- STATED TASK: In the material below, the lines containing the word "отнесенные" are required; copy each of them.

-----

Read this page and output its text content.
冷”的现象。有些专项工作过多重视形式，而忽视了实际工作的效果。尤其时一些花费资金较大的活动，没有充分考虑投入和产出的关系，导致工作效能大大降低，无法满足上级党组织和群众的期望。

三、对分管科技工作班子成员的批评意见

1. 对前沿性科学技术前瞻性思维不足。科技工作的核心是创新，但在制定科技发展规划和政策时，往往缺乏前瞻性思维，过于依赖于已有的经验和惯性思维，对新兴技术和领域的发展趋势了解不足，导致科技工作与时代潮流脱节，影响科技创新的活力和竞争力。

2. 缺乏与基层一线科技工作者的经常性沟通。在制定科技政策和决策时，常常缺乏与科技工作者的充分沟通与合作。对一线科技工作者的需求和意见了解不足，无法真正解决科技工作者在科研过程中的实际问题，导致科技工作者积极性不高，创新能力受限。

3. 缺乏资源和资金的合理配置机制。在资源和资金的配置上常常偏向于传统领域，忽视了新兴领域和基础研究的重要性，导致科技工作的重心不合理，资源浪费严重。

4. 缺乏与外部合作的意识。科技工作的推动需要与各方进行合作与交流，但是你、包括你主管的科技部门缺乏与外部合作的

-----

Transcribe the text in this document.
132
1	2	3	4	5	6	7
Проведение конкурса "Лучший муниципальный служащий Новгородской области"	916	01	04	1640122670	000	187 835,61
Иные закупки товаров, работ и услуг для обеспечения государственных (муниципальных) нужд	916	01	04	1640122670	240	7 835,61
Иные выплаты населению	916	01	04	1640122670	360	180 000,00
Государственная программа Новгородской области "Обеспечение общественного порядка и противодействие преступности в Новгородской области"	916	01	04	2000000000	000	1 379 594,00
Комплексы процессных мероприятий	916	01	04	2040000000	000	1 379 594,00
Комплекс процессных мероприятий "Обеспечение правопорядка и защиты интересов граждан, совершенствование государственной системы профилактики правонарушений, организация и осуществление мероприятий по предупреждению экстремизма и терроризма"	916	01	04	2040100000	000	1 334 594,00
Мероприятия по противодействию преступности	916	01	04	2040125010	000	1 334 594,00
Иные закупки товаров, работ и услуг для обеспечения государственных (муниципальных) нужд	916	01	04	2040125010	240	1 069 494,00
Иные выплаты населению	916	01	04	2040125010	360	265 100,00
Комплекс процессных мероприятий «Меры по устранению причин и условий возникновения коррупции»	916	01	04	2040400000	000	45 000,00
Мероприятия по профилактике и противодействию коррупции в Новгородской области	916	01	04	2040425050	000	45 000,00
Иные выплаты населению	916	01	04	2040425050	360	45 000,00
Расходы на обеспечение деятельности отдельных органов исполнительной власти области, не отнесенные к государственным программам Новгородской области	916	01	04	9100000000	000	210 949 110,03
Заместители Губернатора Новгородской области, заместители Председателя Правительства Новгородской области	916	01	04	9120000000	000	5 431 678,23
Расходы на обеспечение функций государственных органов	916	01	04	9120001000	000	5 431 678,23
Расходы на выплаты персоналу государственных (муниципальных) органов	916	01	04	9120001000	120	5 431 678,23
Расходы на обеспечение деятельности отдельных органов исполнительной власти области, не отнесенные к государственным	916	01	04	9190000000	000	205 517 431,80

-----

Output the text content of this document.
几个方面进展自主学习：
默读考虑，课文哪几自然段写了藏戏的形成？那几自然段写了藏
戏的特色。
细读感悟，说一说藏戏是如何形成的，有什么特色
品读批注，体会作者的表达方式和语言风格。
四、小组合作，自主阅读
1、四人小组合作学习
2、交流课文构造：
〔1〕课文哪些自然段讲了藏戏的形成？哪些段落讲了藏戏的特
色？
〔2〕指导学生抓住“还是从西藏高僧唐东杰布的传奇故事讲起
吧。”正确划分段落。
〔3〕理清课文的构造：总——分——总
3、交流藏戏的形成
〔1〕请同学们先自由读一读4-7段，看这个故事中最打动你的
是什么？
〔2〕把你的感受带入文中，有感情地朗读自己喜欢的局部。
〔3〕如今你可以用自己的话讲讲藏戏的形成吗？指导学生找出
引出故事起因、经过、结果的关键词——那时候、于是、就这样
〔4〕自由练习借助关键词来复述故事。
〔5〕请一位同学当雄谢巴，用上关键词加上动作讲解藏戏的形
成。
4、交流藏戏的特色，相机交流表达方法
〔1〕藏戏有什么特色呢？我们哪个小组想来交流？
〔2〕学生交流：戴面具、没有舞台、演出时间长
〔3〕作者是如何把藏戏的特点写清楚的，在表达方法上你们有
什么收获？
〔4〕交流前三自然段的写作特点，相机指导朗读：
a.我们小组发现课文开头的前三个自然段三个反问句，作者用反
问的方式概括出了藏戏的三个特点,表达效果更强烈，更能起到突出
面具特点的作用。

-----

- WRITTEN SOLUTION:
Расходы на обеспечение деятельности отдельных органов исполнительной власти области, не отнесенные к государственным программам Новгородской области	916	01	04	9100000000	000	210 949 110,03
Расходы на обеспечение деятельности отдельных органов исполнительной власти области, не отнесенные к государственным	916	01	04	9190000000	000	205 517 431,80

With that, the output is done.